◆ **AIM**:
Copy every line from the material below that holds "Biaya".

-- DATASET EXCERPTS start --

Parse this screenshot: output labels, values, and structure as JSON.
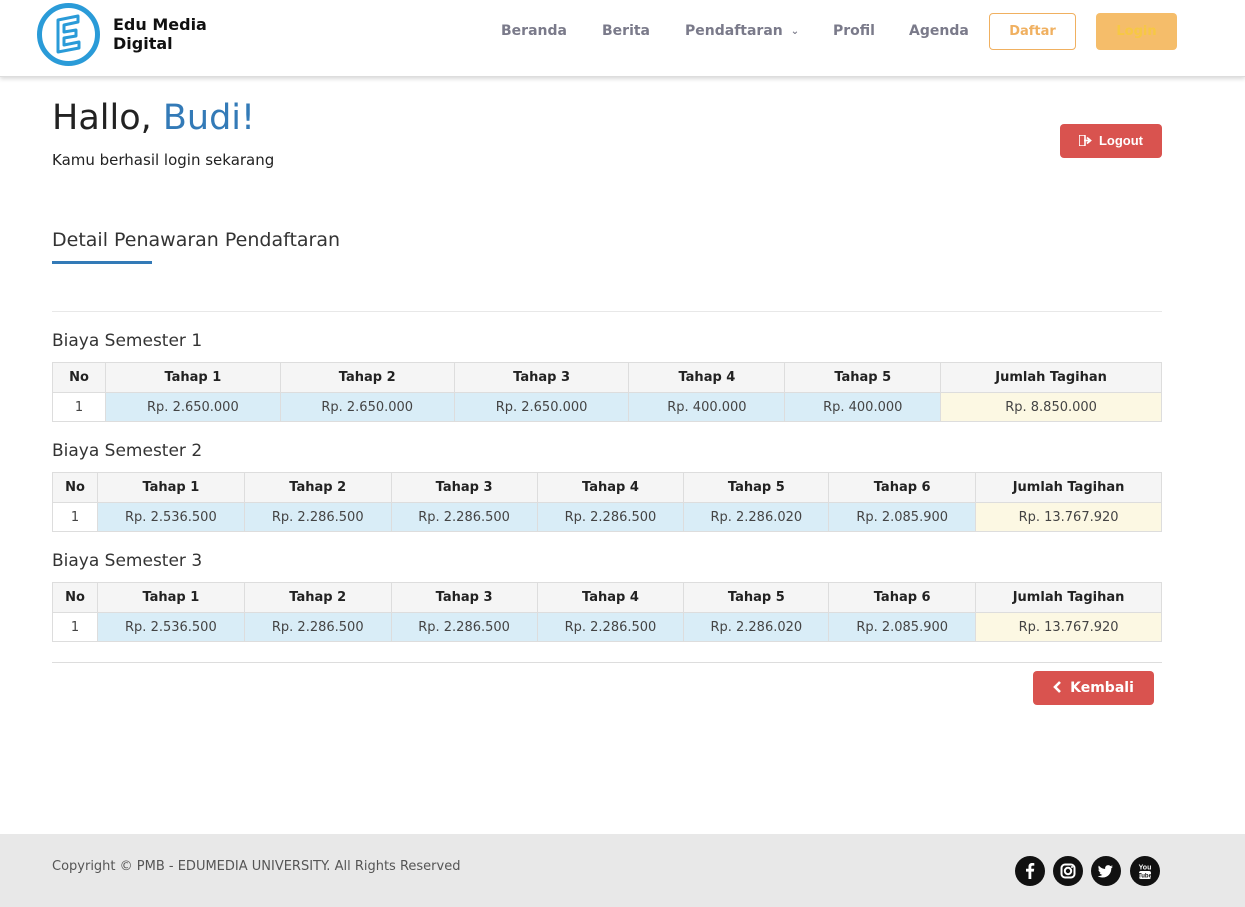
{
  "header": {
    "brand_line1": "Edu Media",
    "brand_line2": "Digital",
    "nav": {
      "beranda": "Beranda",
      "berita": "Berita",
      "pendaftaran": "Pendaftaran",
      "profil": "Profil",
      "agenda": "Agenda"
    },
    "daftar_label": "Daftar",
    "login_label": "Login"
  },
  "greeting": {
    "hello": "Hallo, ",
    "name": "Budi!",
    "subtitle": "Kamu berhasil login sekarang"
  },
  "logout_label": "Logout",
  "section_title": "Detail Penawaran Pendaftaran",
  "semesters": [
    {
      "title": "Biaya Semester 1",
      "headers": [
        "No",
        "Tahap 1",
        "Tahap 2",
        "Tahap 3",
        "Tahap 4",
        "Tahap 5",
        "Jumlah Tagihan"
      ],
      "row": [
        "1",
        "Rp. 2.650.000",
        "Rp. 2.650.000",
        "Rp. 2.650.000",
        "Rp. 400.000",
        "Rp. 400.000",
        "Rp. 8.850.000"
      ]
    },
    {
      "title": "Biaya Semester 2",
      "headers": [
        "No",
        "Tahap 1",
        "Tahap 2",
        "Tahap 3",
        "Tahap 4",
        "Tahap 5",
        "Tahap 6",
        "Jumlah Tagihan"
      ],
      "row": [
        "1",
        "Rp. 2.536.500",
        "Rp. 2.286.500",
        "Rp. 2.286.500",
        "Rp. 2.286.500",
        "Rp. 2.286.020",
        "Rp. 2.085.900",
        "Rp. 13.767.920"
      ]
    },
    {
      "title": "Biaya Semester 3",
      "headers": [
        "No",
        "Tahap 1",
        "Tahap 2",
        "Tahap 3",
        "Tahap 4",
        "Tahap 5",
        "Tahap 6",
        "Jumlah Tagihan"
      ],
      "row": [
        "1",
        "Rp. 2.536.500",
        "Rp. 2.286.500",
        "Rp. 2.286.500",
        "Rp. 2.286.500",
        "Rp. 2.286.020",
        "Rp. 2.085.900",
        "Rp. 13.767.920"
      ]
    }
  ],
  "kembali_label": "Kembali",
  "footer": {
    "copyright": "Copyright © PMB - EDUMEDIA UNIVERSITY. All Rights Reserved",
    "social": [
      "facebook-icon",
      "instagram-icon",
      "twitter-icon",
      "youtube-icon"
    ]
  },
  "colors": {
    "accent_blue": "#337ab7",
    "danger_red": "#d9534f",
    "login_orange": "#f5bd6a",
    "step_cell": "#d9edf7",
    "total_cell": "#fcf8e3"
  }
}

-- DATASET EXCERPTS end --

◆ **SOLUTION TO THIS PROBLEM**:
      "title": "Biaya Semester 1",
      "title": "Biaya Semester 2",
      "title": "Biaya Semester 3",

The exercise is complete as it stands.